──────── Dataset records

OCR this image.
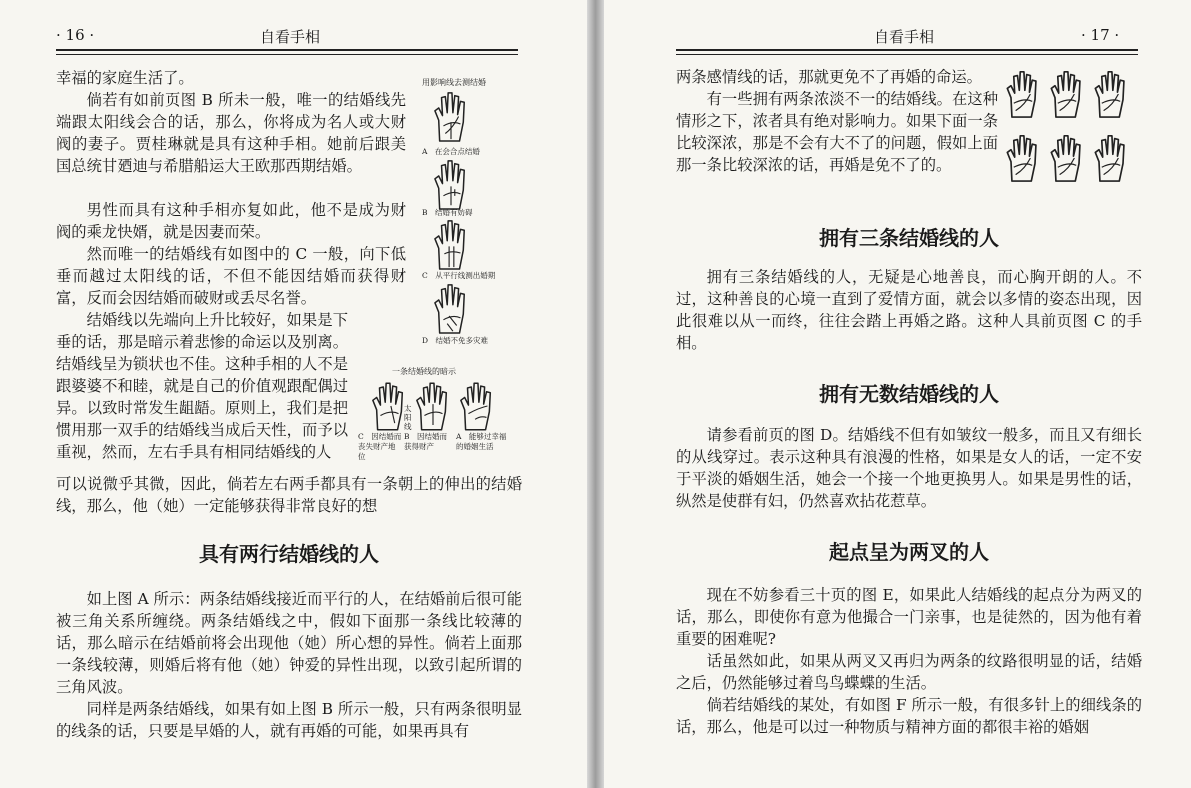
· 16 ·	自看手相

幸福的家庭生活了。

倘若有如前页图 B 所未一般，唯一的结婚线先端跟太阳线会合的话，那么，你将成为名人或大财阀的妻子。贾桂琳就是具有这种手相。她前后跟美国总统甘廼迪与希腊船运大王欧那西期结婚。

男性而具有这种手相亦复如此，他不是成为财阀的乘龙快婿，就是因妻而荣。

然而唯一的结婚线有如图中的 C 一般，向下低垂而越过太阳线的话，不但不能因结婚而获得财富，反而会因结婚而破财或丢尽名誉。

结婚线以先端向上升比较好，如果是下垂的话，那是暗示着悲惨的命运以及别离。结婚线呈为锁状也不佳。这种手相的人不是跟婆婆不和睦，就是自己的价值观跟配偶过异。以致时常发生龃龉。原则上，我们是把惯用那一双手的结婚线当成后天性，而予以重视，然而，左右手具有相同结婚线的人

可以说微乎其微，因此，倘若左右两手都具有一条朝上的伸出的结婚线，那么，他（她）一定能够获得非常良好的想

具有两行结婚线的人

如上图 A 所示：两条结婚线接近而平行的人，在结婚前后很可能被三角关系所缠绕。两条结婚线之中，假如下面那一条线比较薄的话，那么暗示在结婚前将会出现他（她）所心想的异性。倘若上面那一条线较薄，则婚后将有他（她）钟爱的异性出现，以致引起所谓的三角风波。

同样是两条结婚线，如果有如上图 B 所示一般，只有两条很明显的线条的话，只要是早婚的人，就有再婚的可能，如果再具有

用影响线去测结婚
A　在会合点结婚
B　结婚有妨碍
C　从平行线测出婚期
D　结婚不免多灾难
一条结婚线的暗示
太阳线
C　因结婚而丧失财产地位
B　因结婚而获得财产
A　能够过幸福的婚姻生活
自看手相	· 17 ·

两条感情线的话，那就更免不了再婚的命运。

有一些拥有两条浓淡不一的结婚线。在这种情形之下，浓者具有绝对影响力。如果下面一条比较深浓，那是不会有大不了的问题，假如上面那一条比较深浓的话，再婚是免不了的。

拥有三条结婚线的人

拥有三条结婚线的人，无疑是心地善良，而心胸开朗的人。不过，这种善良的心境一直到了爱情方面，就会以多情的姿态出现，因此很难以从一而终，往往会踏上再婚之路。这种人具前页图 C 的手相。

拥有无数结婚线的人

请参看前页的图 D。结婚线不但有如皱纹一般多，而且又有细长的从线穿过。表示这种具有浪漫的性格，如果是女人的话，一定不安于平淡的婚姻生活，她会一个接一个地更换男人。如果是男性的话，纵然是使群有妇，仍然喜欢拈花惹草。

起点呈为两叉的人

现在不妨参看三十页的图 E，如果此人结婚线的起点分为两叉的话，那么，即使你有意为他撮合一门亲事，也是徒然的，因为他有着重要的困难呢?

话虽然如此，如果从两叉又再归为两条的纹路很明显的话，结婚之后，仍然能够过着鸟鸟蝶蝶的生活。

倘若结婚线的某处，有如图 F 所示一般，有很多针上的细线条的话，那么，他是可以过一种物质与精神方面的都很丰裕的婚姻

────────────────

▶ _Given request_: Copy every line that contains the string "拥有三条结婚线的人".

▶ _Expected answer_:
拥有三条结婚线的人
拥有三条结婚线的人，无疑是心地善良，而心胸开朗的人。不过，这种善良的心境一直到了爱情方面，就会以多情的姿态出现，因此很难以从一而终，往往会踏上再婚之路。这种人具前页图 C 的手相。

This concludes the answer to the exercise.